PROBLEM DESCRIPTION:
Each entry in the listing below should be restated word for word.

(Data excerpts)
Begin
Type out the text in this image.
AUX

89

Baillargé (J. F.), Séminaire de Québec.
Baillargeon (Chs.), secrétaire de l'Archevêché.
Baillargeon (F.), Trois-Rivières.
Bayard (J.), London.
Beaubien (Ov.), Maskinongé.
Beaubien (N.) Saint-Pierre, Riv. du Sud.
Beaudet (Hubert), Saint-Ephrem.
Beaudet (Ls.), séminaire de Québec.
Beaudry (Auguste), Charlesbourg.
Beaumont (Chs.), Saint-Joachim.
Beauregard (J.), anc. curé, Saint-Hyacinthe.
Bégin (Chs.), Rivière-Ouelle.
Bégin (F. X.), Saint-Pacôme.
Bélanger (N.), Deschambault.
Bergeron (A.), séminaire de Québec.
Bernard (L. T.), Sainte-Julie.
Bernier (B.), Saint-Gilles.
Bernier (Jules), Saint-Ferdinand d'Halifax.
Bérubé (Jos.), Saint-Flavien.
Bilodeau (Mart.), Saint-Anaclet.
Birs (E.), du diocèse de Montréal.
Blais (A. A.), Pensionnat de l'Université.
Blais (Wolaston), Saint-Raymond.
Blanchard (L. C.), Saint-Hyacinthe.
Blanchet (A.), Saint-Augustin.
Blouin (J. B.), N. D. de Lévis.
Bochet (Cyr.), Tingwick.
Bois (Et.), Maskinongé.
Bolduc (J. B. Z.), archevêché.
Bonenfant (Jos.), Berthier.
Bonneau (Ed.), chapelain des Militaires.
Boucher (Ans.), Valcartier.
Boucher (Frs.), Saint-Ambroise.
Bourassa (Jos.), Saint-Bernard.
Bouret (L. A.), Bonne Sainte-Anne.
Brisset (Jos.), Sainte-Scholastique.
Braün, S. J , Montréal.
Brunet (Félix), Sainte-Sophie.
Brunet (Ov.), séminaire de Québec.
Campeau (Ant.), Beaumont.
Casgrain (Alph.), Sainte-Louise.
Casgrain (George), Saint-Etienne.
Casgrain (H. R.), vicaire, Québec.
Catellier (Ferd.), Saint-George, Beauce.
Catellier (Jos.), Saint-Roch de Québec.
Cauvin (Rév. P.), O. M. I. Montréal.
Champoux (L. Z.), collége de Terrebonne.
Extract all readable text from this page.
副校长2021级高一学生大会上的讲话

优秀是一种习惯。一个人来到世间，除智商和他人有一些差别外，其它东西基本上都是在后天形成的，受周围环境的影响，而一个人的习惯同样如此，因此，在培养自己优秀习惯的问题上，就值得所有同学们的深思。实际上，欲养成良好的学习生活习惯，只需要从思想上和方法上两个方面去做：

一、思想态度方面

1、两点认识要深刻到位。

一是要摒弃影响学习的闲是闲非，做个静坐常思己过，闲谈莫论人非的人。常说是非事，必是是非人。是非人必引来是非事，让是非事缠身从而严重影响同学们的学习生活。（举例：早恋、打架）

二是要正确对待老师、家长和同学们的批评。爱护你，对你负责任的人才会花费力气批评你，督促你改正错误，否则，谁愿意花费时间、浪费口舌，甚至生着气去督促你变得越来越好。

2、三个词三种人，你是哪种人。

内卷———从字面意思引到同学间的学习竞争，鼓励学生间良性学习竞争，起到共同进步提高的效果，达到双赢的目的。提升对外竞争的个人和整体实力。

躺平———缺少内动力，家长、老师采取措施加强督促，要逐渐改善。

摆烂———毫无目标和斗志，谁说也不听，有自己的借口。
End
TASK RESULT:
Type out the text in this image.
AUX

89

Baillargé (J. F.), Séminaire de Québec.
Baillargeon (Chs.), secrétaire de l'Archevêché.
Baillargeon (F.), Trois-Rivières.
Bayard (J.), London.
Beaubien (Ov.), Maskinongé.
Beaubien (N.) Saint-Pierre, Riv. du Sud.
Beaudet (Hubert), Saint-Ephrem.
Beaudet (Ls.), séminaire de Québec.
Beaudry (Auguste), Charlesbourg.
Beaumont (Chs.), Saint-Joachim.
Beauregard (J.), anc. curé, Saint-Hyacinthe.
Bégin (Chs.), Rivière-Ouelle.
Bégin (F. X.), Saint-Pacôme.
Bélanger (N.), Deschambault.
Bergeron (A.), séminaire de Québec.
Bernard (L. T.), Sainte-Julie.
Bernier (B.), Saint-Gilles.
Bernier (Jules), Saint-Ferdinand d'Halifax.
Bérubé (Jos.), Saint-Flavien.
Bilodeau (Mart.), Saint-Anaclet.
Birs (E.), du diocèse de Montréal.
Blais (A. A.), Pensionnat de l'Université.
Blais (Wolaston), Saint-Raymond.
Blanchard (L. C.), Saint-Hyacinthe.
Blanchet (A.), Saint-Augustin.
Blouin (J. B.), N. D. de Lévis.
Bochet (Cyr.), Tingwick.
Bois (Et.), Maskinongé.
Bolduc (J. B. Z.), archevêché.
Bonenfant (Jos.), Berthier.
Bonneau (Ed.), chapelain des Militaires.
Boucher (Ans.), Valcartier.
Boucher (Frs.), Saint-Ambroise.
Bourassa (Jos.), Saint-Bernard.
Bouret (L. A.), Bonne Sainte-Anne.
Brisset (Jos.), Sainte-Scholastique.
Braün, S. J , Montréal.
Brunet (Félix), Sainte-Sophie.
Brunet (Ov.), séminaire de Québec.
Campeau (Ant.), Beaumont.
Casgrain (Alph.), Sainte-Louise.
Casgrain (George), Saint-Etienne.
Casgrain (H. R.), vicaire, Québec.
Catellier (Ferd.), Saint-George, Beauce.
Catellier (Jos.), Saint-Roch de Québec.
Cauvin (Rév. P.), O. M. I. Montréal.
Champoux (L. Z.), collége de Terrebonne.
Extract all readable text from this page.
副校长2021级高一学生大会上的讲话

优秀是一种习惯。一个人来到世间，除智商和他人有一些差别外，其它东西基本上都是在后天形成的，受周围环境的影响，而一个人的习惯同样如此，因此，在培养自己优秀习惯的问题上，就值得所有同学们的深思。实际上，欲养成良好的学习生活习惯，只需要从思想上和方法上两个方面去做：

一、思想态度方面

1、两点认识要深刻到位。

一是要摒弃影响学习的闲是闲非，做个静坐常思己过，闲谈莫论人非的人。常说是非事，必是是非人。是非人必引来是非事，让是非事缠身从而严重影响同学们的学习生活。（举例：早恋、打架）

二是要正确对待老师、家长和同学们的批评。爱护你，对你负责任的人才会花费力气批评你，督促你改正错误，否则，谁愿意花费时间、浪费口舌，甚至生着气去督促你变得越来越好。

2、三个词三种人，你是哪种人。

内卷———从字面意思引到同学间的学习竞争，鼓励学生间良性学习竞争，起到共同进步提高的效果，达到双赢的目的。提升对外竞争的个人和整体实力。

躺平———缺少内动力，家长、老师采取措施加强督促，要逐渐改善。

摆烂———毫无目标和斗志，谁说也不听，有自己的借口。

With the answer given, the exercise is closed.